>> Start Material to process
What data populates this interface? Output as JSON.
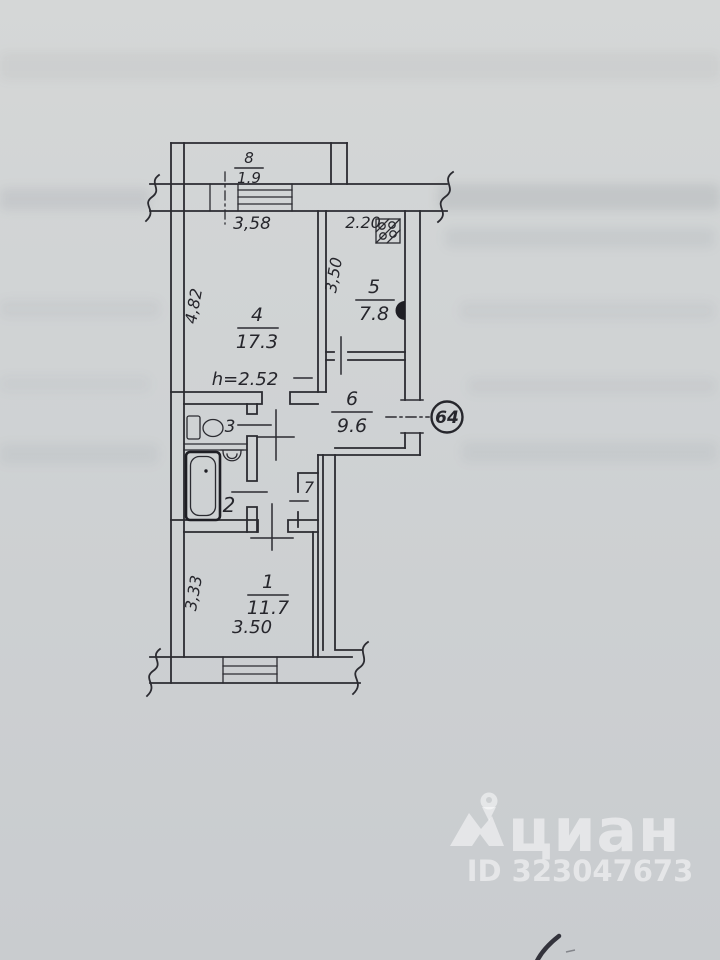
{
  "plan": {
    "apartment_number": "64",
    "ceiling_height": "h=2.52",
    "rooms": {
      "r1": {
        "number": "1",
        "area": "11.7"
      },
      "r2": {
        "number": "2"
      },
      "r3": {
        "number": "3"
      },
      "r4": {
        "number": "4",
        "area": "17.3"
      },
      "r5": {
        "number": "5",
        "area": "7.8"
      },
      "r6": {
        "number": "6",
        "area": "9.6"
      },
      "r7": {
        "number": "7"
      },
      "r8": {
        "number": "8",
        "area": "1.9"
      }
    },
    "dimensions": {
      "balcony_width": "3,58",
      "kitchen_width": "2.20",
      "room4_depth": "4,82",
      "kitchen_depth": "3,50",
      "room1_depth": "3,33",
      "room1_width": "3.50"
    }
  },
  "watermark": {
    "brand": "циан",
    "id_label": "ID 323047673"
  }
}
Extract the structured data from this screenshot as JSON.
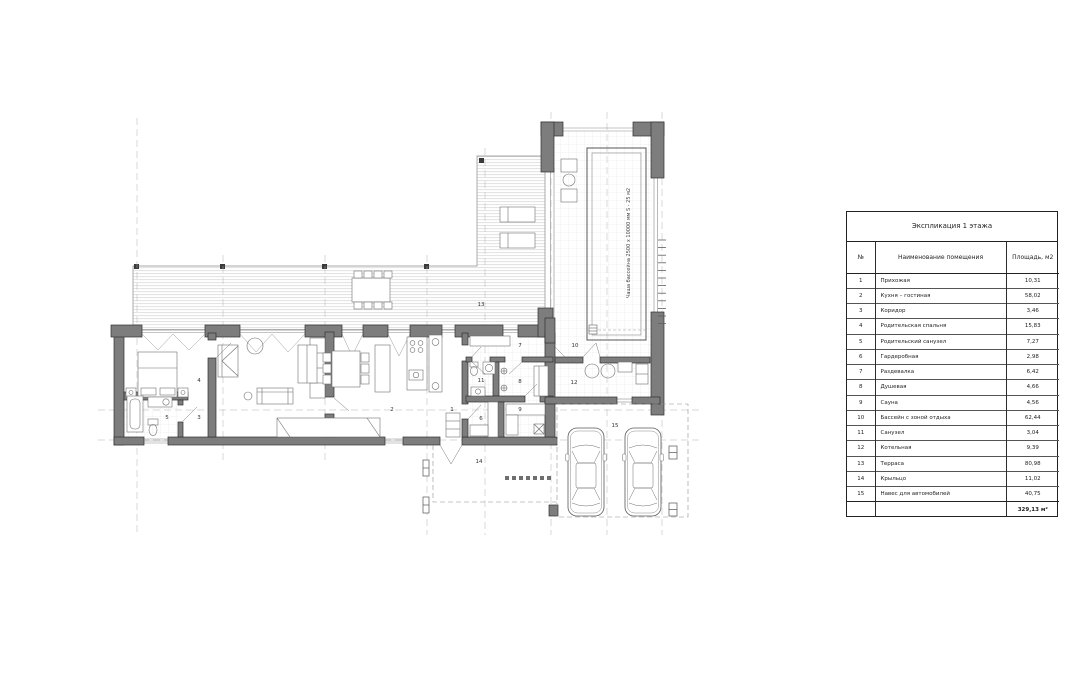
{
  "table": {
    "title": "Экспликация 1 этажа",
    "columns": [
      "№",
      "Наименование помещения",
      "Площадь, м2"
    ],
    "rows": [
      [
        "1",
        "Прихожая",
        "10,31"
      ],
      [
        "2",
        "Кухня – гостиная",
        "58,02"
      ],
      [
        "3",
        "Коридор",
        "3,46"
      ],
      [
        "4",
        "Родительская спальня",
        "15,83"
      ],
      [
        "5",
        "Родительский санузел",
        "7,27"
      ],
      [
        "6",
        "Гардеробная",
        "2,98"
      ],
      [
        "7",
        "Раздевалка",
        "6,42"
      ],
      [
        "8",
        "Душевая",
        "4,66"
      ],
      [
        "9",
        "Сауна",
        "4,56"
      ],
      [
        "10",
        "Бассейн с зоной отдыха",
        "62,44"
      ],
      [
        "11",
        "Санузел",
        "3,04"
      ],
      [
        "12",
        "Котельная",
        "9,39"
      ],
      [
        "13",
        "Терраса",
        "80,98"
      ],
      [
        "14",
        "Крыльцо",
        "11,02"
      ],
      [
        "15",
        "Навес для автомобилей",
        "40,75"
      ]
    ],
    "total": "329,13 м²"
  },
  "plan": {
    "pool_label": "Чаша бассейна 2500 х 10000 мм  S - 25 м2",
    "room_numbers": [
      "1",
      "2",
      "3",
      "4",
      "5",
      "6",
      "7",
      "8",
      "9",
      "10",
      "11",
      "12",
      "13",
      "14",
      "15"
    ]
  },
  "colors": {
    "wall_fill": "#7d7d7d",
    "line": "#2f2f2f",
    "axis": "#b5b5b5",
    "deck_stripe": "#e1e1e1",
    "tile_grid": "#e6e6e6",
    "text": "#1f1f1f"
  }
}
>> End Material to process
Do this
Collect every line with the string "area" from the records, and copy each.

Complete output
        "area": "11.7"
        "area": "17.3"
        "area": "7.8"
        "area": "9.6"
        "area": "1.9"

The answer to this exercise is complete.